**REQUIREMENT**
Your task is to write out the complete listing exactly as it is shown.

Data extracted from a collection
** Start **

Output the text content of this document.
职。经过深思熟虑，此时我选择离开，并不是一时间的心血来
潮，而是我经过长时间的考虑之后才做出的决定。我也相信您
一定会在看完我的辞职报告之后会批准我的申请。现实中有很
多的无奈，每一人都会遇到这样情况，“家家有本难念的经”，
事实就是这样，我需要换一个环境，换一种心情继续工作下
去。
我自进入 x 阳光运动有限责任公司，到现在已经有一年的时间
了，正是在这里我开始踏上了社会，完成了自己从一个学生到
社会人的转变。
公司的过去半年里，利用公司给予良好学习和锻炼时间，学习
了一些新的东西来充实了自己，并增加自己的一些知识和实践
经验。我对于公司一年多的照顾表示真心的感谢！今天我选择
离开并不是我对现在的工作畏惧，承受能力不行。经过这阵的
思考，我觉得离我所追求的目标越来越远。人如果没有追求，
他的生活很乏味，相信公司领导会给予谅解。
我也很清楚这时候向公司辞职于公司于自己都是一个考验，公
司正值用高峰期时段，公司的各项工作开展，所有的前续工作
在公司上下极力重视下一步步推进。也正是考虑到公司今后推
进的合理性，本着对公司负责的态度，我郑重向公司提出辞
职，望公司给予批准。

** End **

**RESPONSE TO THIS EXERCISE**
Output the text content of this document.
职。经过深思熟虑，此时我选择离开，并不是一时间的心血来
潮，而是我经过长时间的考虑之后才做出的决定。我也相信您
一定会在看完我的辞职报告之后会批准我的申请。现实中有很
多的无奈，每一人都会遇到这样情况，“家家有本难念的经”，
事实就是这样，我需要换一个环境，换一种心情继续工作下
去。
我自进入 x 阳光运动有限责任公司，到现在已经有一年的时间
了，正是在这里我开始踏上了社会，完成了自己从一个学生到
社会人的转变。
公司的过去半年里，利用公司给予良好学习和锻炼时间，学习
了一些新的东西来充实了自己，并增加自己的一些知识和实践
经验。我对于公司一年多的照顾表示真心的感谢！今天我选择
离开并不是我对现在的工作畏惧，承受能力不行。经过这阵的
思考，我觉得离我所追求的目标越来越远。人如果没有追求，
他的生活很乏味，相信公司领导会给予谅解。
我也很清楚这时候向公司辞职于公司于自己都是一个考验，公
司正值用高峰期时段，公司的各项工作开展，所有的前续工作
在公司上下极力重视下一步步推进。也正是考虑到公司今后推
进的合理性，本着对公司负责的态度，我郑重向公司提出辞
职，望公司给予批准。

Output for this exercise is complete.